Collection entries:
────────

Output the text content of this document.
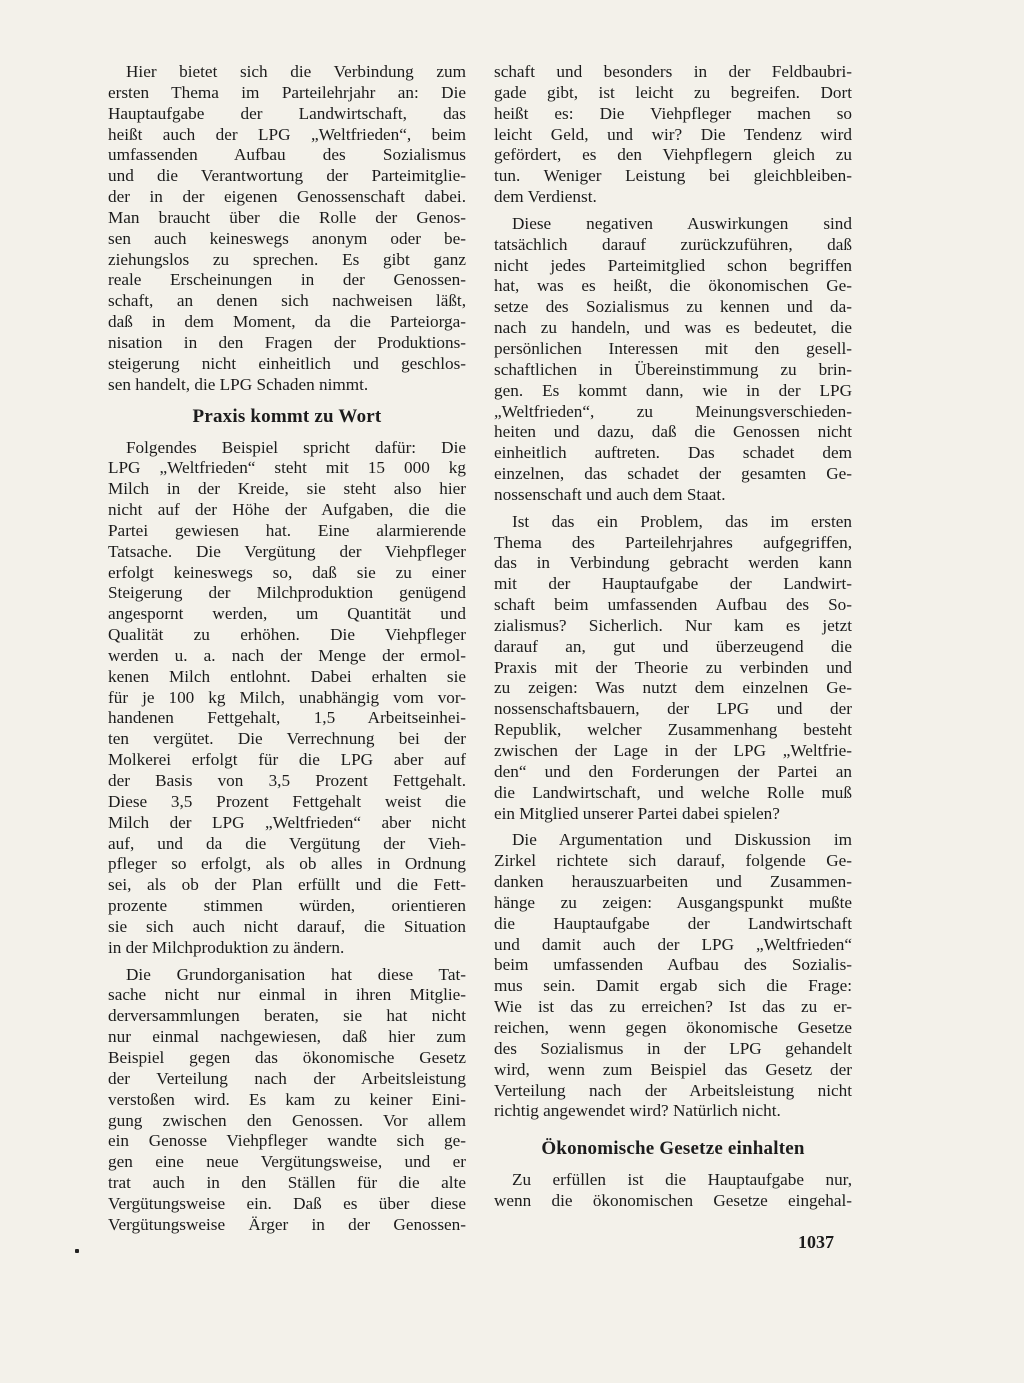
Hier bietet sich die Verbindung zum
ersten Thema im Parteilehrjahr an: Die
Hauptaufgabe der Landwirtschaft, das
heißt auch der LPG „Weltfrieden“, beim
umfassenden Aufbau des Sozialismus
und die Verantwortung der Parteimitglie-
der in der eigenen Genossenschaft dabei.
Man braucht über die Rolle der Genos-
sen auch keineswegs anonym oder be-
ziehungslos zu sprechen. Es gibt ganz
reale Erscheinungen in der Genossen-
schaft, an denen sich nachweisen läßt,
daß in dem Moment, da die Parteiorga-
nisation in den Fragen der Produktions-
steigerung nicht einheitlich und geschlos-
sen handelt, die LPG Schaden nimmt.
Praxis kommt zu Wort
Folgendes Beispiel spricht dafür: Die
LPG „Weltfrieden“ steht mit 15 000 kg
Milch in der Kreide, sie steht also hier
nicht auf der Höhe der Aufgaben, die die
Partei gewiesen hat. Eine alarmierende
Tatsache. Die Vergütung der Viehpfleger
erfolgt keineswegs so, daß sie zu einer
Steigerung der Milchproduktion genügend
angespornt werden, um Quantität und
Qualität zu erhöhen. Die Viehpfleger
werden u. a. nach der Menge der ermol-
kenen Milch entlohnt. Dabei erhalten sie
für je 100 kg Milch, unabhängig vom vor-
handenen Fettgehalt, 1,5 Arbeitseinhei-
ten vergütet. Die Verrechnung bei der
Molkerei erfolgt für die LPG aber auf
der Basis von 3,5 Prozent Fettgehalt.
Diese 3,5 Prozent Fettgehalt weist die
Milch der LPG „Weltfrieden“ aber nicht
auf, und da die Vergütung der Vieh-
pfleger so erfolgt, als ob alles in Ordnung
sei, als ob der Plan erfüllt und die Fett-
prozente stimmen würden, orientieren
sie sich auch nicht darauf, die Situation
in der Milchproduktion zu ändern.
Die Grundorganisation hat diese Tat-
sache nicht nur einmal in ihren Mitglie-
derversammlungen beraten, sie hat nicht
nur einmal nachgewiesen, daß hier zum
Beispiel gegen das ökonomische Gesetz
der Verteilung nach der Arbeitsleistung
verstoßen wird. Es kam zu keiner Eini-
gung zwischen den Genossen. Vor allem
ein Genosse Viehpfleger wandte sich ge-
gen eine neue Vergütungsweise, und er
trat auch in den Ställen für die alte
Vergütungsweise ein. Daß es über diese
Vergütungsweise Ärger in der Genossen-
schaft und besonders in der Feldbaubri-
gade gibt, ist leicht zu begreifen. Dort
heißt es: Die Viehpfleger machen so
leicht Geld, und wir? Die Tendenz wird
gefördert, es den Viehpflegern gleich zu
tun. Weniger Leistung bei gleichbleiben-
dem Verdienst.
Diese negativen Auswirkungen sind
tatsächlich darauf zurückzuführen, daß
nicht jedes Parteimitglied schon begriffen
hat, was es heißt, die ökonomischen Ge-
setze des Sozialismus zu kennen und da-
nach zu handeln, und was es bedeutet, die
persönlichen Interessen mit den gesell-
schaftlichen in Übereinstimmung zu brin-
gen. Es kommt dann, wie in der LPG
„Weltfrieden“, zu Meinungsverschieden-
heiten und dazu, daß die Genossen nicht
einheitlich auftreten. Das schadet dem
einzelnen, das schadet der gesamten Ge-
nossenschaft und auch dem Staat.
Ist das ein Problem, das im ersten
Thema des Parteilehrjahres aufgegriffen,
das in Verbindung gebracht werden kann
mit der Hauptaufgabe der Landwirt-
schaft beim umfassenden Aufbau des So-
zialismus? Sicherlich. Nur kam es jetzt
darauf an, gut und überzeugend die
Praxis mit der Theorie zu verbinden und
zu zeigen: Was nutzt dem einzelnen Ge-
nossenschaftsbauern, der LPG und der
Republik, welcher Zusammenhang besteht
zwischen der Lage in der LPG „Weltfrie-
den“ und den Forderungen der Partei an
die Landwirtschaft, und welche Rolle muß
ein Mitglied unserer Partei dabei spielen?
Die Argumentation und Diskussion im
Zirkel richtete sich darauf, folgende Ge-
danken herauszuarbeiten und Zusammen-
hänge zu zeigen: Ausgangspunkt mußte
die Hauptaufgabe der Landwirtschaft
und damit auch der LPG „Weltfrieden“
beim umfassenden Aufbau des Sozialis-
mus sein. Damit ergab sich die Frage:
Wie ist das zu erreichen? Ist das zu er-
reichen, wenn gegen ökonomische Gesetze
des Sozialismus in der LPG gehandelt
wird, wenn zum Beispiel das Gesetz der
Verteilung nach der Arbeitsleistung nicht
richtig angewendet wird? Natürlich nicht.
Ökonomische Gesetze einhalten
Zu erfüllen ist die Hauptaufgabe nur,
wenn die ökonomischen Gesetze eingehal-
1037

────────

WORK TO BE COMPLETED
From the material above, copy everything exactly but the pictures.

RESPONSE TO THIS EXERCISE
Output the text content of this document.
Hier bietet sich die Verbindung zum
ersten Thema im Parteilehrjahr an: Die
Hauptaufgabe der Landwirtschaft, das
heißt auch der LPG „Weltfrieden“, beim
umfassenden Aufbau des Sozialismus
und die Verantwortung der Parteimitglie-
der in der eigenen Genossenschaft dabei.
Man braucht über die Rolle der Genos-
sen auch keineswegs anonym oder be-
ziehungslos zu sprechen. Es gibt ganz
reale Erscheinungen in der Genossen-
schaft, an denen sich nachweisen läßt,
daß in dem Moment, da die Parteiorga-
nisation in den Fragen der Produktions-
steigerung nicht einheitlich und geschlos-
sen handelt, die LPG Schaden nimmt.
Praxis kommt zu Wort
Folgendes Beispiel spricht dafür: Die
LPG „Weltfrieden“ steht mit 15 000 kg
Milch in der Kreide, sie steht also hier
nicht auf der Höhe der Aufgaben, die die
Partei gewiesen hat. Eine alarmierende
Tatsache. Die Vergütung der Viehpfleger
erfolgt keineswegs so, daß sie zu einer
Steigerung der Milchproduktion genügend
angespornt werden, um Quantität und
Qualität zu erhöhen. Die Viehpfleger
werden u. a. nach der Menge der ermol-
kenen Milch entlohnt. Dabei erhalten sie
für je 100 kg Milch, unabhängig vom vor-
handenen Fettgehalt, 1,5 Arbeitseinhei-
ten vergütet. Die Verrechnung bei der
Molkerei erfolgt für die LPG aber auf
der Basis von 3,5 Prozent Fettgehalt.
Diese 3,5 Prozent Fettgehalt weist die
Milch der LPG „Weltfrieden“ aber nicht
auf, und da die Vergütung der Vieh-
pfleger so erfolgt, als ob alles in Ordnung
sei, als ob der Plan erfüllt und die Fett-
prozente stimmen würden, orientieren
sie sich auch nicht darauf, die Situation
in der Milchproduktion zu ändern.
Die Grundorganisation hat diese Tat-
sache nicht nur einmal in ihren Mitglie-
derversammlungen beraten, sie hat nicht
nur einmal nachgewiesen, daß hier zum
Beispiel gegen das ökonomische Gesetz
der Verteilung nach der Arbeitsleistung
verstoßen wird. Es kam zu keiner Eini-
gung zwischen den Genossen. Vor allem
ein Genosse Viehpfleger wandte sich ge-
gen eine neue Vergütungsweise, und er
trat auch in den Ställen für die alte
Vergütungsweise ein. Daß es über diese
Vergütungsweise Ärger in der Genossen-
schaft und besonders in der Feldbaubri-
gade gibt, ist leicht zu begreifen. Dort
heißt es: Die Viehpfleger machen so
leicht Geld, und wir? Die Tendenz wird
gefördert, es den Viehpflegern gleich zu
tun. Weniger Leistung bei gleichbleiben-
dem Verdienst.
Diese negativen Auswirkungen sind
tatsächlich darauf zurückzuführen, daß
nicht jedes Parteimitglied schon begriffen
hat, was es heißt, die ökonomischen Ge-
setze des Sozialismus zu kennen und da-
nach zu handeln, und was es bedeutet, die
persönlichen Interessen mit den gesell-
schaftlichen in Übereinstimmung zu brin-
gen. Es kommt dann, wie in der LPG
„Weltfrieden“, zu Meinungsverschieden-
heiten und dazu, daß die Genossen nicht
einheitlich auftreten. Das schadet dem
einzelnen, das schadet der gesamten Ge-
nossenschaft und auch dem Staat.
Ist das ein Problem, das im ersten
Thema des Parteilehrjahres aufgegriffen,
das in Verbindung gebracht werden kann
mit der Hauptaufgabe der Landwirt-
schaft beim umfassenden Aufbau des So-
zialismus? Sicherlich. Nur kam es jetzt
darauf an, gut und überzeugend die
Praxis mit der Theorie zu verbinden und
zu zeigen: Was nutzt dem einzelnen Ge-
nossenschaftsbauern, der LPG und der
Republik, welcher Zusammenhang besteht
zwischen der Lage in der LPG „Weltfrie-
den“ und den Forderungen der Partei an
die Landwirtschaft, und welche Rolle muß
ein Mitglied unserer Partei dabei spielen?
Die Argumentation und Diskussion im
Zirkel richtete sich darauf, folgende Ge-
danken herauszuarbeiten und Zusammen-
hänge zu zeigen: Ausgangspunkt mußte
die Hauptaufgabe der Landwirtschaft
und damit auch der LPG „Weltfrieden“
beim umfassenden Aufbau des Sozialis-
mus sein. Damit ergab sich die Frage:
Wie ist das zu erreichen? Ist das zu er-
reichen, wenn gegen ökonomische Gesetze
des Sozialismus in der LPG gehandelt
wird, wenn zum Beispiel das Gesetz der
Verteilung nach der Arbeitsleistung nicht
richtig angewendet wird? Natürlich nicht.
Ökonomische Gesetze einhalten
Zu erfüllen ist die Hauptaufgabe nur,
wenn die ökonomischen Gesetze eingehal-
1037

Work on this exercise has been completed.